── Provided information
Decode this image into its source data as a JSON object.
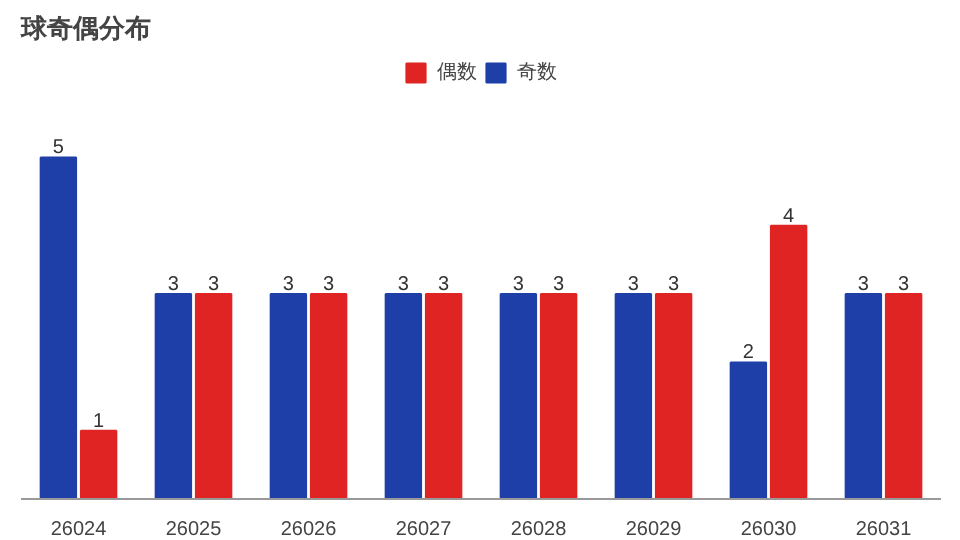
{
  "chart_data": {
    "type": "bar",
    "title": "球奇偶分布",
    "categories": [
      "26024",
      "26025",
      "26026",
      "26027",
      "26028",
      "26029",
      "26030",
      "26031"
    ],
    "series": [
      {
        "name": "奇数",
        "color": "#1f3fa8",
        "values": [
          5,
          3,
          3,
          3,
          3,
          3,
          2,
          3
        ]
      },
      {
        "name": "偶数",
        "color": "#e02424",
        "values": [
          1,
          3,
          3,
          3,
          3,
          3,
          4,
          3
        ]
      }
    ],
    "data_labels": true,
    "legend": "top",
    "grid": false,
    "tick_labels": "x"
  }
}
────
Exercise goal =>
Leave out the pictures and reproduce the rest of the listing exactly.

Response to the exercise =>
Decode this image into its source data as a JSON object.
{
  "chart_data": {
    "type": "bar",
    "title": "球奇偶分布",
    "categories": [
      "26024",
      "26025",
      "26026",
      "26027",
      "26028",
      "26029",
      "26030",
      "26031"
    ],
    "series": [
      {
        "name": "奇数",
        "color": "#1f3fa8",
        "values": [
          5,
          3,
          3,
          3,
          3,
          3,
          2,
          3
        ]
      },
      {
        "name": "偶数",
        "color": "#e02424",
        "values": [
          1,
          3,
          3,
          3,
          3,
          3,
          4,
          3
        ]
      }
    ],
    "data_labels": true,
    "legend": "top",
    "grid": false,
    "tick_labels": "x"
  }
}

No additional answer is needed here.